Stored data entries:
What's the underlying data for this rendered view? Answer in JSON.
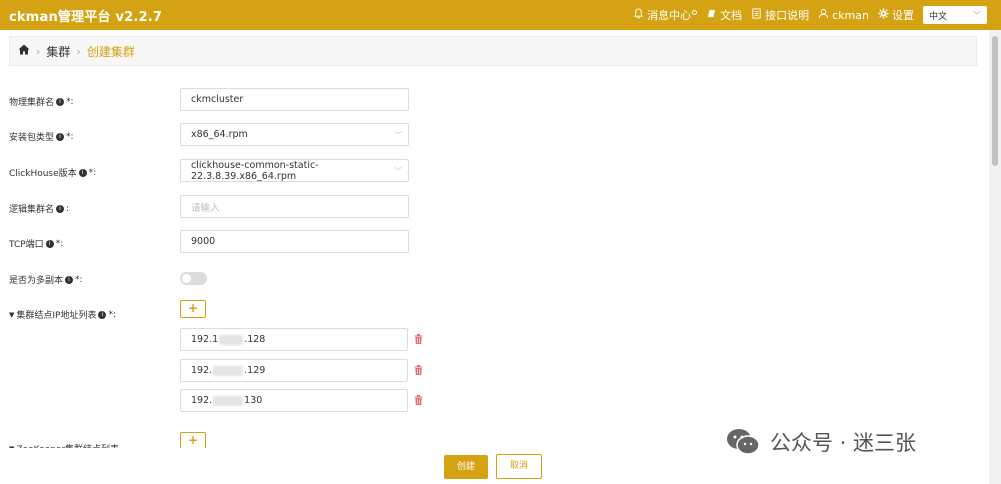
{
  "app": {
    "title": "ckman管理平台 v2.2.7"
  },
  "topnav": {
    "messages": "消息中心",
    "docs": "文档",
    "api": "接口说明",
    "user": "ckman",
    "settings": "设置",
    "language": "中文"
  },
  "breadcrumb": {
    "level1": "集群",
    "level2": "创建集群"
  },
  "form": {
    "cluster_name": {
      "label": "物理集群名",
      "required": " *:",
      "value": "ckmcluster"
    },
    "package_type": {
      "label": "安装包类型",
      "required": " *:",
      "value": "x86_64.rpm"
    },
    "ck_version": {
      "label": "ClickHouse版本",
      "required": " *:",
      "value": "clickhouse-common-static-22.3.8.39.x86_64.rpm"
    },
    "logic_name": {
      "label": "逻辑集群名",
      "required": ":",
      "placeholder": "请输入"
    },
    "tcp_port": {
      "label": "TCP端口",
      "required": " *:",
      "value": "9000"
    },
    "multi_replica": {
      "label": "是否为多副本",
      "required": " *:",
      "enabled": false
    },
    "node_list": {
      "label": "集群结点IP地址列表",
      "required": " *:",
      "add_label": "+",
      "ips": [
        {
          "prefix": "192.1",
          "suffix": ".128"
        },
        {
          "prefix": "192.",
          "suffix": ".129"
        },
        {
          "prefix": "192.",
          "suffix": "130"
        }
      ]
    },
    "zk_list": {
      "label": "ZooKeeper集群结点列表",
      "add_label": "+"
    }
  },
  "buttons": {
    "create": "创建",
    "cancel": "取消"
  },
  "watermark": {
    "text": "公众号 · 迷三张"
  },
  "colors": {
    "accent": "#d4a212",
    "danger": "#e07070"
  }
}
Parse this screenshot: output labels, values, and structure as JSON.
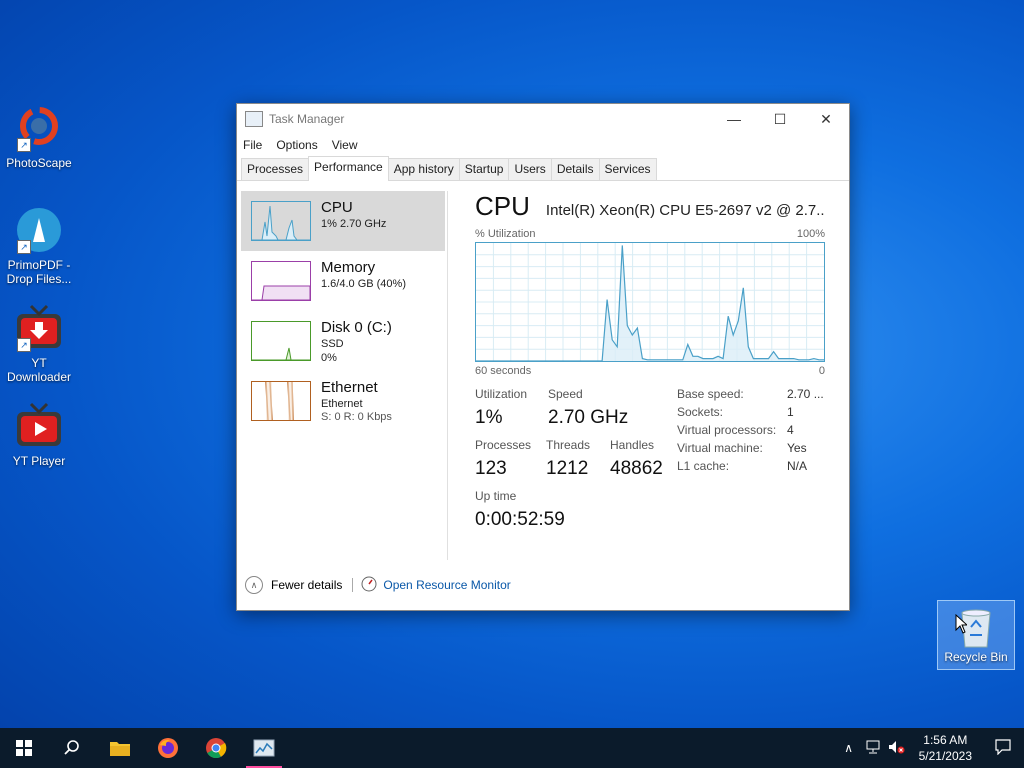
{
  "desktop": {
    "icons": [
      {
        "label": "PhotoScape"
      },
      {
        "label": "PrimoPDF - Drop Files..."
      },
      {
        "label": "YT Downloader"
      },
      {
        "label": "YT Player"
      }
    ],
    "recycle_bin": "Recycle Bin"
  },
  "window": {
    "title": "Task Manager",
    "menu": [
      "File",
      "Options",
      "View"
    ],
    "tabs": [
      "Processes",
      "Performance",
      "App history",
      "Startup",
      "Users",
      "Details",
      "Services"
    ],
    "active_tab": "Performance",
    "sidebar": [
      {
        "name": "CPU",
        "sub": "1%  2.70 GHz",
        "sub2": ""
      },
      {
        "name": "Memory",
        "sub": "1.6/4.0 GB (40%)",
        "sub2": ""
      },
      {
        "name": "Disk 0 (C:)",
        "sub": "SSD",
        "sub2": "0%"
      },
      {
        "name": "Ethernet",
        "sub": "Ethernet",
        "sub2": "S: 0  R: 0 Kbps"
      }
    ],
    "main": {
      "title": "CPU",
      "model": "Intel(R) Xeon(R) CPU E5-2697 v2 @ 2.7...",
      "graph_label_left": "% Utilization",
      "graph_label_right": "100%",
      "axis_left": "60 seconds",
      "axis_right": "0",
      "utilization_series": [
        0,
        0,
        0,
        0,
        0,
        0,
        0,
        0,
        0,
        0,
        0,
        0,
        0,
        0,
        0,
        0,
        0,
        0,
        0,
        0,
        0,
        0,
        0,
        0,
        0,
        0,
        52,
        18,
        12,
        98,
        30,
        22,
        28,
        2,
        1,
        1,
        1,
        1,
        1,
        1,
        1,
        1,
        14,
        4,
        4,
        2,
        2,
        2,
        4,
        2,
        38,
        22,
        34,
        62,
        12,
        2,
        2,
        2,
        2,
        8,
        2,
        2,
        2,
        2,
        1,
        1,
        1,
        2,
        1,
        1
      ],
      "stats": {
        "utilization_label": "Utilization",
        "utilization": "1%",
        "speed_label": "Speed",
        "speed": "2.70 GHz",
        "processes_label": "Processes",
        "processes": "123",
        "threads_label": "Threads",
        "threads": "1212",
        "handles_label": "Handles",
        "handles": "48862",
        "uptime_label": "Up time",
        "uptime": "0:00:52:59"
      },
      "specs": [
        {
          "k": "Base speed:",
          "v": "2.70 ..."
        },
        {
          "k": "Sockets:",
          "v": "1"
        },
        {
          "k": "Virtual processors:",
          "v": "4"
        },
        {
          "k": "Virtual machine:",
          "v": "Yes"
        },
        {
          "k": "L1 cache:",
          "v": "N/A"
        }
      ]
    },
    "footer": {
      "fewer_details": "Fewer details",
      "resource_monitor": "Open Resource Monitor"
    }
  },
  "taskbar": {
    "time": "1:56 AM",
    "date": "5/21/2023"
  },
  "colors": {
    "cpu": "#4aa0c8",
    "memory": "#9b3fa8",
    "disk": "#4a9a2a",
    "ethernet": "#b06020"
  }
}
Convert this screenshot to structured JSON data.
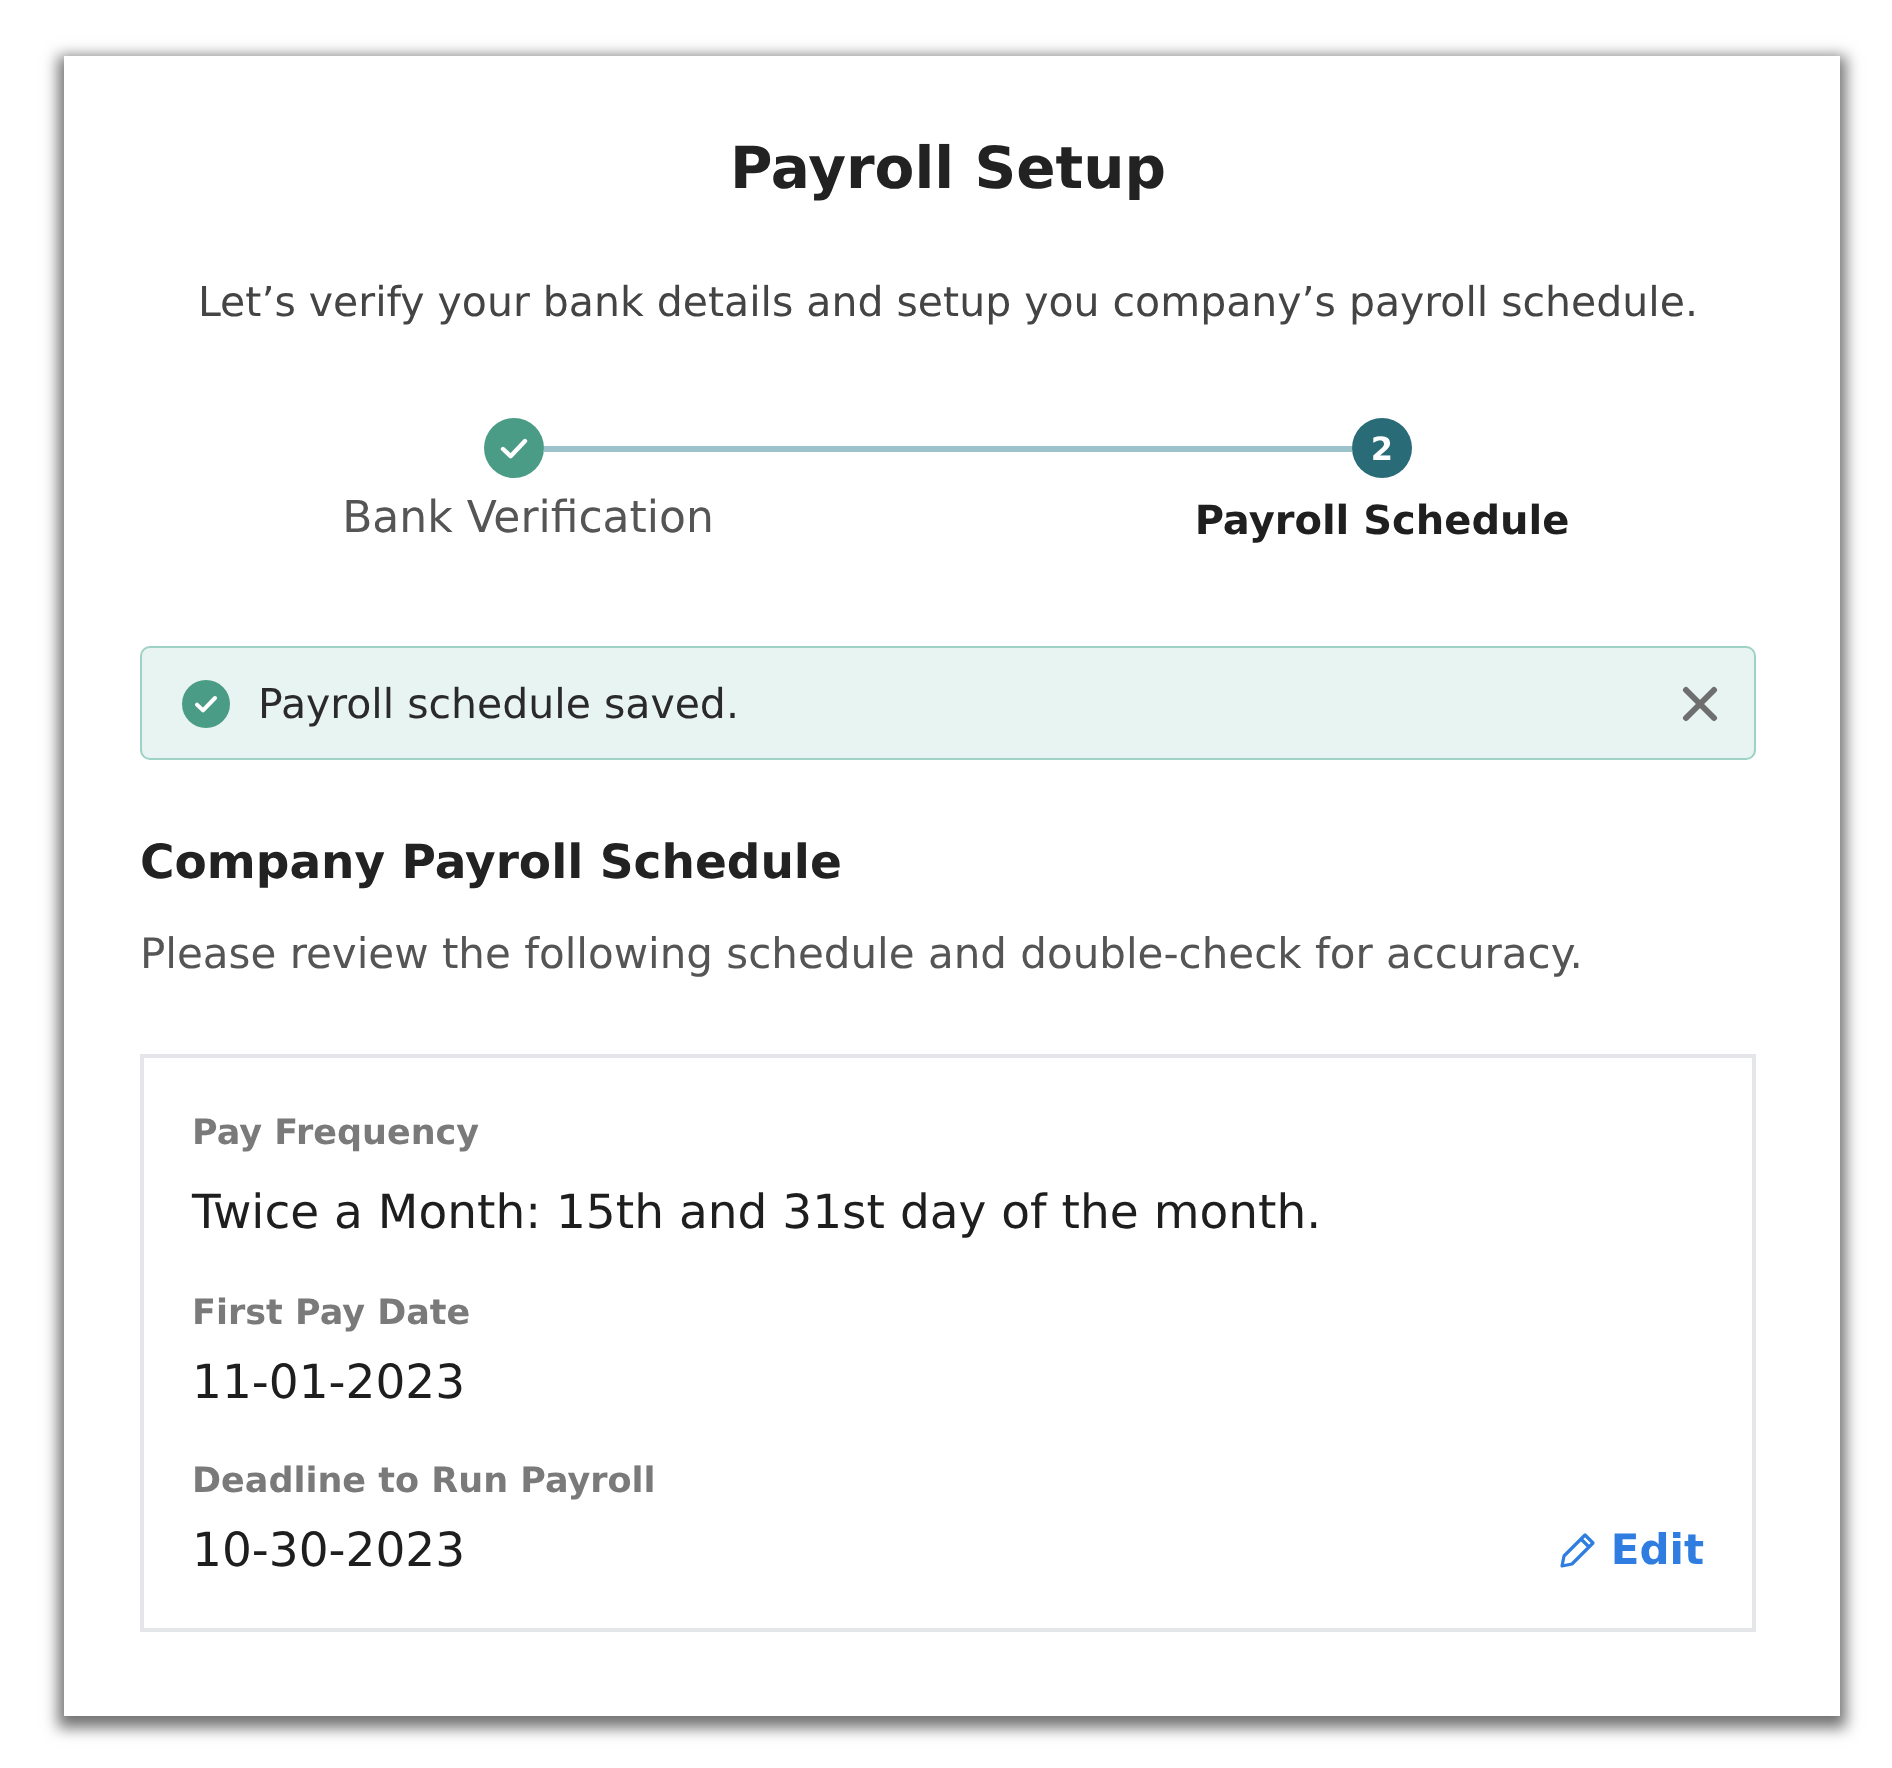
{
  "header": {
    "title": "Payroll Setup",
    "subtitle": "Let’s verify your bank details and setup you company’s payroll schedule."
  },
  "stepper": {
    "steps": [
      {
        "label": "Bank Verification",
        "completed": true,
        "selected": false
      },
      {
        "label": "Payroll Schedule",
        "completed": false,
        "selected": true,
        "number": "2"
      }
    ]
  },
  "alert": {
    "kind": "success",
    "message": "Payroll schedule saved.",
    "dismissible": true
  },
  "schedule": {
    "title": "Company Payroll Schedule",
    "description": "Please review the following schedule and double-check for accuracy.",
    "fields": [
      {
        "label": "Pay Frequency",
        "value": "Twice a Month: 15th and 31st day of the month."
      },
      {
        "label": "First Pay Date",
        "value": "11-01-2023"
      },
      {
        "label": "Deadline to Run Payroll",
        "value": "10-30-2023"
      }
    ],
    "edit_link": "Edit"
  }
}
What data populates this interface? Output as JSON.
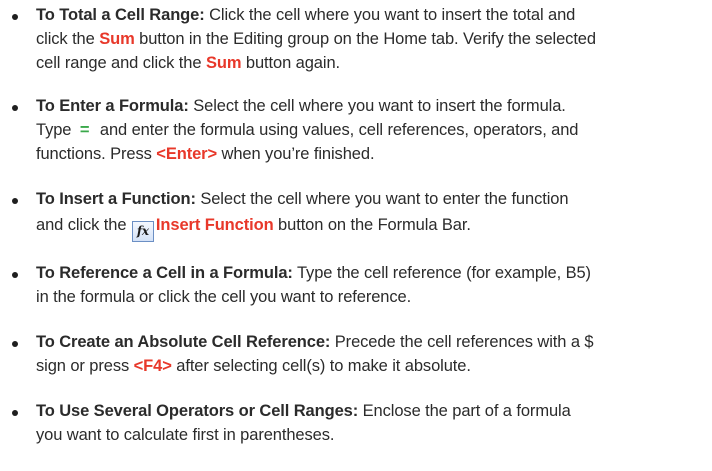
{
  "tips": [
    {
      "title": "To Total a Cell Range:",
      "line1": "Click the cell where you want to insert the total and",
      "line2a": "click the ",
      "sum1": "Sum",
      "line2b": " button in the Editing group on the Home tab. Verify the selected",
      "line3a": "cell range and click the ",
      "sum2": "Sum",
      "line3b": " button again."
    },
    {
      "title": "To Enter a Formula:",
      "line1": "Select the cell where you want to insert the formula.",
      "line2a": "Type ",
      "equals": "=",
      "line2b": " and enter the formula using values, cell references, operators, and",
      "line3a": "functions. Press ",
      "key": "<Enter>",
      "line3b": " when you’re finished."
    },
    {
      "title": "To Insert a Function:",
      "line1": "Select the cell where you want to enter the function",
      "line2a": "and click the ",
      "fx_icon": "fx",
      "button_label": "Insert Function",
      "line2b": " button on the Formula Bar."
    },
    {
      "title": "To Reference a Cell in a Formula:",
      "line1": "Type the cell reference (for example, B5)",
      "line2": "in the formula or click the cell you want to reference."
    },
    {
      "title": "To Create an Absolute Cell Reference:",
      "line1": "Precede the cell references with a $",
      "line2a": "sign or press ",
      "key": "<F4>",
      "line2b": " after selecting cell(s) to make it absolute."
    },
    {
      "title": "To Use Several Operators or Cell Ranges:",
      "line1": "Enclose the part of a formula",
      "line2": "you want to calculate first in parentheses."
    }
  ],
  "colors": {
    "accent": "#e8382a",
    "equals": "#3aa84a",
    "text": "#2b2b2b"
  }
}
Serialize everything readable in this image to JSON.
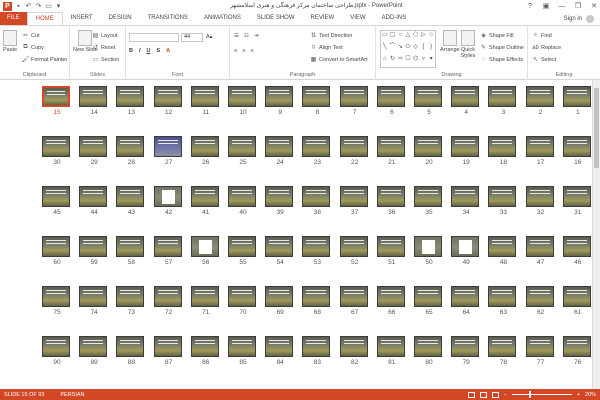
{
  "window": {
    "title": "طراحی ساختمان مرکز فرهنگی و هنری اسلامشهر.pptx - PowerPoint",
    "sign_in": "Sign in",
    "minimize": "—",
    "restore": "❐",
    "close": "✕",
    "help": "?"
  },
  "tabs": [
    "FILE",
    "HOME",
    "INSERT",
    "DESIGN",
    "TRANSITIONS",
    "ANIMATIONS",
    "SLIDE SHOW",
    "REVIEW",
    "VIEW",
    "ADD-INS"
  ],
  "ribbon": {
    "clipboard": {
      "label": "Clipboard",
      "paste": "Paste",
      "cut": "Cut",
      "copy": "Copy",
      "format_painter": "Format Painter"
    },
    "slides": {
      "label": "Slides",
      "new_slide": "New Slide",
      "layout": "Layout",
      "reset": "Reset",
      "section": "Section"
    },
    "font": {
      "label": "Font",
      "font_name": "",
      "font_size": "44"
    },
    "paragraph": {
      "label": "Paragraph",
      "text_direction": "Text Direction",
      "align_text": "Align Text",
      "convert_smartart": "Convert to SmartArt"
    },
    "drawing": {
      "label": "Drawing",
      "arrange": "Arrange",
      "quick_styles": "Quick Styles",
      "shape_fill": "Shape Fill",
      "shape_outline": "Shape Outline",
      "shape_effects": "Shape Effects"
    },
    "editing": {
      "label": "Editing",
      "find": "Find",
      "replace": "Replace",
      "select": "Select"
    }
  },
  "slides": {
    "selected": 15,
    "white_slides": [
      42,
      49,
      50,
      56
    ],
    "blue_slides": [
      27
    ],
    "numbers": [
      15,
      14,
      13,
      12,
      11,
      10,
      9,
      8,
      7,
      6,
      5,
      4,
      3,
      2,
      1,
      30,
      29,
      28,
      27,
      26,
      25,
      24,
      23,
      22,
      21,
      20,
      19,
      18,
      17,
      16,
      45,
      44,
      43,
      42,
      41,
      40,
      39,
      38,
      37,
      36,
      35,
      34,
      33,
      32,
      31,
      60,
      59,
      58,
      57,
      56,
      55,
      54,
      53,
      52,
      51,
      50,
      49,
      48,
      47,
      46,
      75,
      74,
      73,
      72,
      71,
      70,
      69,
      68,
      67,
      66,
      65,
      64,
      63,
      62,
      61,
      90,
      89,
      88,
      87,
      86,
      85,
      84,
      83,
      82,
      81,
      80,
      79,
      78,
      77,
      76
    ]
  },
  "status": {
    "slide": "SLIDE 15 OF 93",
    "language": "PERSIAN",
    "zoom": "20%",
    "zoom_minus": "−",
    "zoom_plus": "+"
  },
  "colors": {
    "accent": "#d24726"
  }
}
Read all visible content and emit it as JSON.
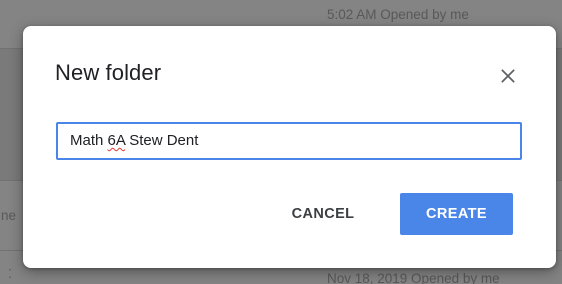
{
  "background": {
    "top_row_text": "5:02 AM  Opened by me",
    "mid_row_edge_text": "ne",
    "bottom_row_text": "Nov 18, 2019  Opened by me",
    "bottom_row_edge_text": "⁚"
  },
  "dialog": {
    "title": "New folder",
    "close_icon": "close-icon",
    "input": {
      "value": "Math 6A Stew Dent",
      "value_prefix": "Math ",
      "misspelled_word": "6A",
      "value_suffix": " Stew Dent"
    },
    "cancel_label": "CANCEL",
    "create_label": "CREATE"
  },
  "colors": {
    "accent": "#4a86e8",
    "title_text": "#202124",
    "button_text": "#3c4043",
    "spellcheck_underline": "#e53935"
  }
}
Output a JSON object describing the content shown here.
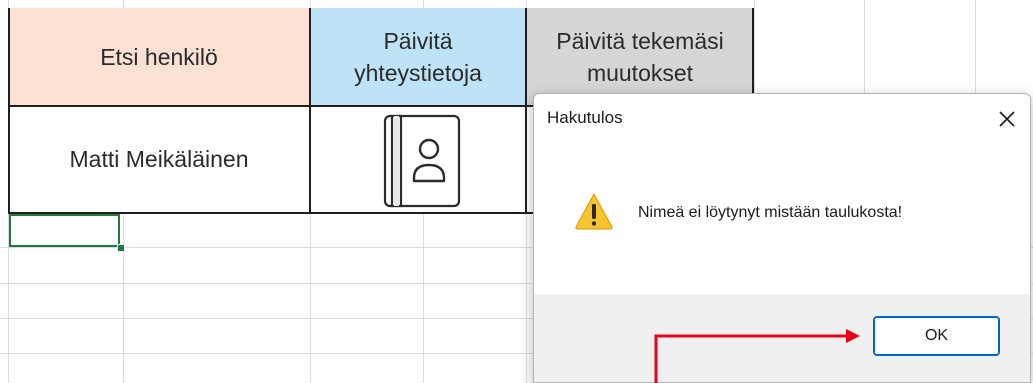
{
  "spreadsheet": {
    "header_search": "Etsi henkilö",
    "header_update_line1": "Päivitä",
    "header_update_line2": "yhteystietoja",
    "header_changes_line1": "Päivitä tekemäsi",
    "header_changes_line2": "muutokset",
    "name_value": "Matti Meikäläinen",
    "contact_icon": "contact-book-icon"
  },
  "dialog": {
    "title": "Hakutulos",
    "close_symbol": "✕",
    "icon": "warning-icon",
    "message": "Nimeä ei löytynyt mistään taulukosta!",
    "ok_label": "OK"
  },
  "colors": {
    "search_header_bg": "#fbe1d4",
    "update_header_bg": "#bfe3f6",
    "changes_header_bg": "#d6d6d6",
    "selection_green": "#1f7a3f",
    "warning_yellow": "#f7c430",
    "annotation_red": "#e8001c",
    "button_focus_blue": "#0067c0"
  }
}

▸ **YOUR OBJECTIVE**:
Show each line of the listing that holds the string "Virtual".

▸ **ANSWER**:
          "k": "Virtual processors:",
          "k": "Virtual machine:",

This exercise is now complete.